---------- Testo estratto

Il paziente resta grave «Ma non c’è epidemia»

Somministrati antibiotici a 20 persone fra amici, familiari e colleghi Nessun nuovo caso. Decisiva la diagnosi rapida del medico di Maserada

TREVISO. L'escursione in bicicletta, martedì. I primi dolori muscolari la sera, e poi la febbre mercoledì mattina. Niente di strano, aveva pensato, saranno i postumi di uno sforzo fisico importante, un centinaio di chilometri a temperature proibitive. Poi però la febbre sale, sfiora i 40. Alzarsi dal letto diventa impossibile. Sulla pelle compaiono le "petecchie", tante piccole macchie di microemorragie, segno che la coagulazione non sta funzionando a dovere. E scatta la chiamata al 118.

E' mercoledì sera. I sanitari del Suem avvertono il medico di base a Maserada, Bruno Di Daniel, che manda a casa del ciclista di 47 anni la collega che in quel momento lo sostituisce, Stephanie Giuliotto. La dottoressa vede e capisce al volo, la diagnosi è quasi immediata: meningite. Ambulanza e ricovero al Ca' Foncello. E la macchina dell'ospedale si mette in moto con il massimo sforzo possibile, riuscendo in 24 ore a isolare il ceppo e a completare la profilassi di una ventina di persone tra familiari, colleghi di lavoro (l'uomo è impiegato in un'azienda della zona) e un paio di amici stretti. Una macchina perfetta, che ieri mattina ha fatto dire al direttore dell'Usl2 Francesco Benazzi: «Nessuna emergenza, si tratta di un caso isolato e tutte le persone a stretto contatto con l'uomo sono già state sottoposte a profilassi. Non c'è alcun motivo per allarmarsi».

Il ciclista rimane ricoverato in condizioni gravi in Rianimazione, al Ca' Foncello, ma ieri sera dall'ospedale trevigiano filtrava un cauto ottimismo. L'uomo era dato infatti stabile ma in lieve miglioramento, i medici, tuttavia, non hanno ancora sciolto la prognosi. Troppo presto per sapere se si rimetterà completamente, e quando. Così come è troppo presto per sapere se davvero è stato, come tutto lascia supporre, un caso isolato: di solito, il 90 per cento dei casi secondari collegati al "paziente zero" (in questo caso il ciclista) emerge entro 48 ore. Ma solo dopo dieci giorni le autorità sanitarie ritengono che non vi siano più rischi di trovare persone infette. «Riteniamo che il problema sia circoscritto» ha ripetuto ieri, nella conferenza stampa organizzata dall’Usl7, anche il dottor Marco Cadamuro Morgante, direttore sanitario dell’Usl2, «già venerdì mattina si era conclusa la profilassi».

--------------------

▶ _Descrizione del compito_:
Trascrivi senza alcuna modifica la parte dell'articolo sul caso di meningite a Treviso compresa tra "Il paziente resta" e "chiamata al 118.", entrambi inclusi.

---------- Sezione dati

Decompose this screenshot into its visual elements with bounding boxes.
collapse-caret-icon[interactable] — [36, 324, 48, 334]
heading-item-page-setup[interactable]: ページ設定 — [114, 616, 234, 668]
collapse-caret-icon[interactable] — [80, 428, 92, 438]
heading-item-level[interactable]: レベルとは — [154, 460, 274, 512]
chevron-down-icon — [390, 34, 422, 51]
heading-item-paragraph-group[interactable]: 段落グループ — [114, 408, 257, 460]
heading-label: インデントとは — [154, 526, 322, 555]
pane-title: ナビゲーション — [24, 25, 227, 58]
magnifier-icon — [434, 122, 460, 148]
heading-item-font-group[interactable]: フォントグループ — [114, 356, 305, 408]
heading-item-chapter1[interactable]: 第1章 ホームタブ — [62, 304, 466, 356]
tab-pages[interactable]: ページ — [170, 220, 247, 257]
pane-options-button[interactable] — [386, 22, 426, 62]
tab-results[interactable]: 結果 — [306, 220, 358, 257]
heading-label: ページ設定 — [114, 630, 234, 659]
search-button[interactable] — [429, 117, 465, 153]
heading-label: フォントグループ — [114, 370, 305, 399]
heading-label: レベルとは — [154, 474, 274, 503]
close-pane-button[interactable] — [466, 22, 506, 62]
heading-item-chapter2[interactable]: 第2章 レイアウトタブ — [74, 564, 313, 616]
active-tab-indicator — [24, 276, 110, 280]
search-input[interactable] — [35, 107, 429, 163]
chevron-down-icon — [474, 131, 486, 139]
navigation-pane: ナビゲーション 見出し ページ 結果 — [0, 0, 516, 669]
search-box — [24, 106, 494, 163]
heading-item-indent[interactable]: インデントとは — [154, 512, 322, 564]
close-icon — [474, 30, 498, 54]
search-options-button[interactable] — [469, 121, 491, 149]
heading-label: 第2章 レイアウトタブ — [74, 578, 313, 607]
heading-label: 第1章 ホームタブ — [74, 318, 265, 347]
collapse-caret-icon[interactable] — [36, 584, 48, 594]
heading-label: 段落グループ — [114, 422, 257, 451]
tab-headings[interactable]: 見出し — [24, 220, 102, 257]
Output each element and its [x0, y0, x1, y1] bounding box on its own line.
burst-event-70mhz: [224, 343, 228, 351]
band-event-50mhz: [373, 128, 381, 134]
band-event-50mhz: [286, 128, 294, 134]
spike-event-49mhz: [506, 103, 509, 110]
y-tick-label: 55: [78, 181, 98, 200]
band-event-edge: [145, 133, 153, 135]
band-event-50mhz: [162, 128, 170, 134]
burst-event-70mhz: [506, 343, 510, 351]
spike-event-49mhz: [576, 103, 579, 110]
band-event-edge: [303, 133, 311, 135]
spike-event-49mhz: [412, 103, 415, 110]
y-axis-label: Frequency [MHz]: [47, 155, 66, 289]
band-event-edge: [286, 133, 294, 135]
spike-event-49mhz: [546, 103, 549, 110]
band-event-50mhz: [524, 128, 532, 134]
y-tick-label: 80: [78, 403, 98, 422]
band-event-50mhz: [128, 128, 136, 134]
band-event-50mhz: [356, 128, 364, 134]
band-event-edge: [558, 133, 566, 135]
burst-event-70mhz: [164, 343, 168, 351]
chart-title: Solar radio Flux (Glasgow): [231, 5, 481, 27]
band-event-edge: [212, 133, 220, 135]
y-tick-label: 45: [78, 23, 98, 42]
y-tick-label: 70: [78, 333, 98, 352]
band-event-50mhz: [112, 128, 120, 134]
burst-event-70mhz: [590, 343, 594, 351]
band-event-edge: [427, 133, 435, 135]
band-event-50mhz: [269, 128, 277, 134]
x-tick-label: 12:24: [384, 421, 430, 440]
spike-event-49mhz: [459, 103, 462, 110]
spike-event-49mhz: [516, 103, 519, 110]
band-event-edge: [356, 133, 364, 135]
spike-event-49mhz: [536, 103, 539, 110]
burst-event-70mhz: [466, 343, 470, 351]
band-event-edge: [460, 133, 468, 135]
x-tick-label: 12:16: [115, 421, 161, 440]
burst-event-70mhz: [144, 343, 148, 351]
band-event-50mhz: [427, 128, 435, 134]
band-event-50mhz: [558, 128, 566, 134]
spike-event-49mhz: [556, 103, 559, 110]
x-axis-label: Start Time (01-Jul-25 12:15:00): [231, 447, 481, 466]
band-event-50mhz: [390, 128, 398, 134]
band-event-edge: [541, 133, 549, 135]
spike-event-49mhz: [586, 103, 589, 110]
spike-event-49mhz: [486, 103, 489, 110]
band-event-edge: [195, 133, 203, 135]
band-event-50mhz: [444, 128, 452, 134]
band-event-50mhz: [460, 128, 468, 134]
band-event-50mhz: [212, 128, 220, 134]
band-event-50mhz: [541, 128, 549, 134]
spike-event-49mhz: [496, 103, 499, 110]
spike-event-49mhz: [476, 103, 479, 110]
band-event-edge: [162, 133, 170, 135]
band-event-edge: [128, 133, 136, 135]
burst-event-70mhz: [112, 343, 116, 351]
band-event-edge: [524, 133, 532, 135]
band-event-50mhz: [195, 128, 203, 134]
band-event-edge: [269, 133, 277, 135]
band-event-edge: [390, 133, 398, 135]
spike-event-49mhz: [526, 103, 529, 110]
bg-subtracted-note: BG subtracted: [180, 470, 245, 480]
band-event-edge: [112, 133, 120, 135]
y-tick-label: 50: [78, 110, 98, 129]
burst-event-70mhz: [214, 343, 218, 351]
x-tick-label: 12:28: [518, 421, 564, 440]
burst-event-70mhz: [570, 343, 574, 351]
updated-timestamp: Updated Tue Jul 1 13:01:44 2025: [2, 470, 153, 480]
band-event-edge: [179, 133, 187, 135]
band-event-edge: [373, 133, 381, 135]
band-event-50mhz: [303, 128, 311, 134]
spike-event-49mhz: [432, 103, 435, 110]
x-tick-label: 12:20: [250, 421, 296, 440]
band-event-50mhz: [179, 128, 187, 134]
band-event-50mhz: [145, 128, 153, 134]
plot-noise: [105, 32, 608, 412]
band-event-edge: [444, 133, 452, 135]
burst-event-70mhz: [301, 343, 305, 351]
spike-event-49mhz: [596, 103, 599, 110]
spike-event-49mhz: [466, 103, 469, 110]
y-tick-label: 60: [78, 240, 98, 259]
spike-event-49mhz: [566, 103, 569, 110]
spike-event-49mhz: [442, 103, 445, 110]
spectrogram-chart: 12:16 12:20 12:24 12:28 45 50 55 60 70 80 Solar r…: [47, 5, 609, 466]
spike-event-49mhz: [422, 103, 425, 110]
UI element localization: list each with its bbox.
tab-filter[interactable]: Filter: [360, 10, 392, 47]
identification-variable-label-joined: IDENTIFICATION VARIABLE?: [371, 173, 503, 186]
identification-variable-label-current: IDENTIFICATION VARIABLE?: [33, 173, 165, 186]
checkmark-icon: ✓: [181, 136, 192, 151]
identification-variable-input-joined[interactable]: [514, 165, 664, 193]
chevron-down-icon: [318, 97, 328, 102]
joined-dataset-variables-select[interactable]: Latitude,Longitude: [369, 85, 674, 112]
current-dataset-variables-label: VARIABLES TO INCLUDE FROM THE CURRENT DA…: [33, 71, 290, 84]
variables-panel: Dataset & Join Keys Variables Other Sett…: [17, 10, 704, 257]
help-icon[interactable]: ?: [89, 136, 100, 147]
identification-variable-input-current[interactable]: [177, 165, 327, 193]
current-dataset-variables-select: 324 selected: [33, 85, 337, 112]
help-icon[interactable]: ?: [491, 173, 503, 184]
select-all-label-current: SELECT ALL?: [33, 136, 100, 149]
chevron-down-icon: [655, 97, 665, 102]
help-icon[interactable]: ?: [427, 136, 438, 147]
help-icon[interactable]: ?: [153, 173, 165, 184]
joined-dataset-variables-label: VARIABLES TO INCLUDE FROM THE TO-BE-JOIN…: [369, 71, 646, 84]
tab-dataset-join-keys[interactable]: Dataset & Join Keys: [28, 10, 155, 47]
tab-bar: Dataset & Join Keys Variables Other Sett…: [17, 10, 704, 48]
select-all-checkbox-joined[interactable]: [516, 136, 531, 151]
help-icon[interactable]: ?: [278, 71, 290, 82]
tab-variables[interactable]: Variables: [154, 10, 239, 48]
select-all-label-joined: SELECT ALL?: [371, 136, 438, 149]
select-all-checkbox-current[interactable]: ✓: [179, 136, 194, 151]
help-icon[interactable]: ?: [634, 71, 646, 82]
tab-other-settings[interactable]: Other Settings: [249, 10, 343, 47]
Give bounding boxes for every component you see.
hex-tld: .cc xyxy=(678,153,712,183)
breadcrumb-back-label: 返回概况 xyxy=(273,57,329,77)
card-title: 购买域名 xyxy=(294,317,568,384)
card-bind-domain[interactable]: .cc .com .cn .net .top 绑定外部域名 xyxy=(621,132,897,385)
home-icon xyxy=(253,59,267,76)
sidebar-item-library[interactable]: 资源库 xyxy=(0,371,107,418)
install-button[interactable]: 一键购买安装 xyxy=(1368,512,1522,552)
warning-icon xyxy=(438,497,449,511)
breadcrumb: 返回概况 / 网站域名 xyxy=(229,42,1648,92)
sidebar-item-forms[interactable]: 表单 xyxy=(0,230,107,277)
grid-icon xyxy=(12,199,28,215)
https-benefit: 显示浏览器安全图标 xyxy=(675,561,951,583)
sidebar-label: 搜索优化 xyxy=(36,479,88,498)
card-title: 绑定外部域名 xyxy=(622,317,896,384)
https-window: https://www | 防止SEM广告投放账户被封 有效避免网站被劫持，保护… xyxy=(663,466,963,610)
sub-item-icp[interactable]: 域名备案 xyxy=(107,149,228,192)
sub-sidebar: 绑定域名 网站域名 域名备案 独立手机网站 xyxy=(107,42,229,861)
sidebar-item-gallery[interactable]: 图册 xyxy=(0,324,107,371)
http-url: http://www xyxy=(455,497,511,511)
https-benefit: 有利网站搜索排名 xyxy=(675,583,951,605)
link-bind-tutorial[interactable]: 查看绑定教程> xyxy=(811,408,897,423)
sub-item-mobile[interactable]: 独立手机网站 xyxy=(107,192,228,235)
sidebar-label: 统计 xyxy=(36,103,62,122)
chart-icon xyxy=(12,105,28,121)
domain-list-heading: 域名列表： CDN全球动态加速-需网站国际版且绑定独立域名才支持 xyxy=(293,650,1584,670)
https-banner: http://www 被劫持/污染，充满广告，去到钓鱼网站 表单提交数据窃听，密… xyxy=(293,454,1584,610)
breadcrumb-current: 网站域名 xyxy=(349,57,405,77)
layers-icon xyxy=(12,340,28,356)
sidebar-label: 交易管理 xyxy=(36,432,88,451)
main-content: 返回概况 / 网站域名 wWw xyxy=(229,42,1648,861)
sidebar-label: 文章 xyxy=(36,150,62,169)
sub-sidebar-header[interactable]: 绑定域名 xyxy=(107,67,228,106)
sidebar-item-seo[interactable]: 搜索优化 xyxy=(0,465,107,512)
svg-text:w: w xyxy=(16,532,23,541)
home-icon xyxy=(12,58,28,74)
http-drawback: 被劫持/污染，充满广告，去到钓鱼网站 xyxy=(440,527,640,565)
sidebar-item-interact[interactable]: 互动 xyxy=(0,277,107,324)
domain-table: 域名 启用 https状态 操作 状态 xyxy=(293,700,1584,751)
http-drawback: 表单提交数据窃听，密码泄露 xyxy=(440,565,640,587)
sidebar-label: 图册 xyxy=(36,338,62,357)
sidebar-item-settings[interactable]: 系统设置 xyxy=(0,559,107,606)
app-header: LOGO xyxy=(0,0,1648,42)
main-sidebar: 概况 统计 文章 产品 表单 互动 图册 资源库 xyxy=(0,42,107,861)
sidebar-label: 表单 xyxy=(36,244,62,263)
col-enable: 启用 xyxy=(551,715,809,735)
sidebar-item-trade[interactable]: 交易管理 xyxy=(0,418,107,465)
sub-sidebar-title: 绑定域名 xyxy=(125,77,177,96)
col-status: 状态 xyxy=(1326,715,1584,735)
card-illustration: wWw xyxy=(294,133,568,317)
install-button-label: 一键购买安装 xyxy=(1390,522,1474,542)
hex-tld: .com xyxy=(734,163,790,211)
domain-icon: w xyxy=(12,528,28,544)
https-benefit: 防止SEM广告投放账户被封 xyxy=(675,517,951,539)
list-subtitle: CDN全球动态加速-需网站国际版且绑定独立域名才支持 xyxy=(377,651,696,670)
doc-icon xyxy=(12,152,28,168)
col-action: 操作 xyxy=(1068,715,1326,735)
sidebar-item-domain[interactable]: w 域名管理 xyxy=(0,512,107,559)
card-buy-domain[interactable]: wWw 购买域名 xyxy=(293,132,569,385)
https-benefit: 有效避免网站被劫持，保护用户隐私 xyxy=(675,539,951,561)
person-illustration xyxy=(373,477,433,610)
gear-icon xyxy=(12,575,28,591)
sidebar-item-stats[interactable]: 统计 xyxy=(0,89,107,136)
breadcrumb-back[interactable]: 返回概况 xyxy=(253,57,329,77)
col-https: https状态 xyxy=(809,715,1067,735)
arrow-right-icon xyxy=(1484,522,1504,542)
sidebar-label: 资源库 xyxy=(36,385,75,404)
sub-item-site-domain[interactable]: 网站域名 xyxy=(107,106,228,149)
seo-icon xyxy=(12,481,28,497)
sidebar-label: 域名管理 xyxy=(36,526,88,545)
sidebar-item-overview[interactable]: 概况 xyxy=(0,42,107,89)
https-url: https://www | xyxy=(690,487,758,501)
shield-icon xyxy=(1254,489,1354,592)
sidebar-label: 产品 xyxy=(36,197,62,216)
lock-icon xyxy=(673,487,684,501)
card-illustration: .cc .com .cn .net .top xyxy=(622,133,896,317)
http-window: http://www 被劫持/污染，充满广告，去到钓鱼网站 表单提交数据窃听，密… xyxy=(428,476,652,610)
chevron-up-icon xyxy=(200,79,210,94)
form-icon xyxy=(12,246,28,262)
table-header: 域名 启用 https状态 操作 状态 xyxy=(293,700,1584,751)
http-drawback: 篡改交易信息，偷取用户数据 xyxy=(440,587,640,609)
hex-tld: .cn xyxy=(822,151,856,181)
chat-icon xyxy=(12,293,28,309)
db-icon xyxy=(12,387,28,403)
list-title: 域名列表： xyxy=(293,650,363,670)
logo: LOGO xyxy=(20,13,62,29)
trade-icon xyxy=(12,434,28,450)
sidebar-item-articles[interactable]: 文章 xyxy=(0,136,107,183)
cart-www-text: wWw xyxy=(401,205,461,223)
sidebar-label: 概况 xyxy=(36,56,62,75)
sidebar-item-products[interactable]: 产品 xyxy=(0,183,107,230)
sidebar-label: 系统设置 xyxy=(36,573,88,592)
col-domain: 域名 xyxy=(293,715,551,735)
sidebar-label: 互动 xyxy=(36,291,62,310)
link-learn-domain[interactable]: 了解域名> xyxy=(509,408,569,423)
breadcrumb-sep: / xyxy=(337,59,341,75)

--------------------

▶ _Soluzione svolta_:
Il paziente resta grave «Ma non c’è epidemia»

Somministrati antibiotici a 20 persone fra amici, familiari e colleghi Nessun nuovo caso. Decisiva la diagnosi rapida del medico di Maserada

TREVISO. L'escursione in bicicletta, martedì. I primi dolori muscolari la sera, e poi la febbre mercoledì mattina. Niente di strano, aveva pensato, saranno i postumi di uno sforzo fisico importante, un centinaio di chilometri a temperature proibitive. Poi però la febbre sale, sfiora i 40. Alzarsi dal letto diventa impossibile. Sulla pelle compaiono le "petecchie", tante piccole macchie di microemorragie, segno che la coagulazione non sta funzionando a dovere. E scatta la chiamata al 118.